Objective: Tally the lines below that contain the word "text", and give only that number.

>>

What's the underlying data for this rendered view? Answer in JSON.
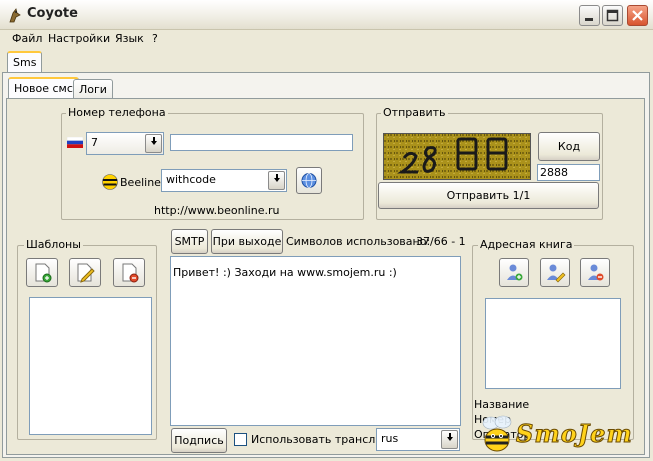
{
  "window": {
    "title": "Coyote"
  },
  "menu": {
    "items": [
      "Файл",
      "Настройки",
      "Язык",
      "?"
    ]
  },
  "top_tab": "Sms",
  "sub_tabs": [
    "Новое смс",
    "Логи"
  ],
  "phone": {
    "group_title": "Номер телефона",
    "country_code": "7",
    "number_value": "",
    "operator_name": "Beeline",
    "mode_value": "withcode",
    "site_url": "http://www.beonline.ru"
  },
  "send": {
    "group_title": "Отправить",
    "code_button": "Код",
    "captcha_value": "2888",
    "send_button": "Отправить 1/1"
  },
  "templates": {
    "group_title": "Шаблоны"
  },
  "message": {
    "smtp_button": "SMTP",
    "on_exit_button": "При выходе",
    "chars_label": "Символов использовано:",
    "chars_value": "37/66 - 1",
    "text": "Привет! :) Заходи на www.smojem.ru :)",
    "sign_button": "Подпись",
    "translit_label": "Использовать транслит",
    "lang_value": "rus"
  },
  "address_book": {
    "group_title": "Адресная книга",
    "name_label": "Название",
    "number_label": "Номер",
    "operator_label": "Оператор"
  },
  "watermark": {
    "text": "SmoJem"
  },
  "colors": {
    "accent_tab": "#ffc83c",
    "window_bg": "#ece9d8"
  }
}
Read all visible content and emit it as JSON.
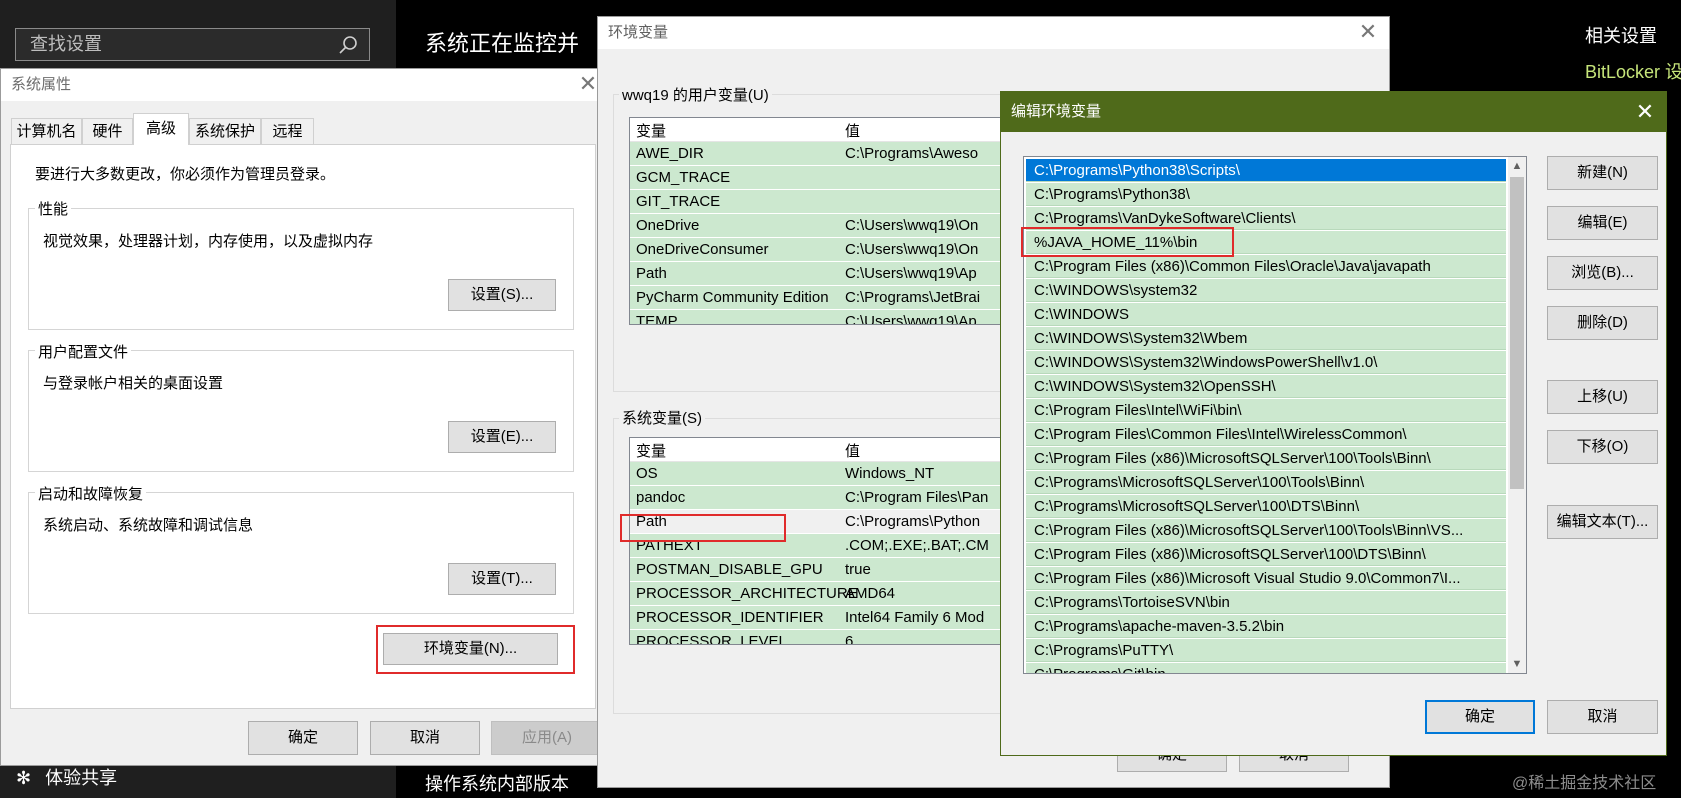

<<

Response to the task: 2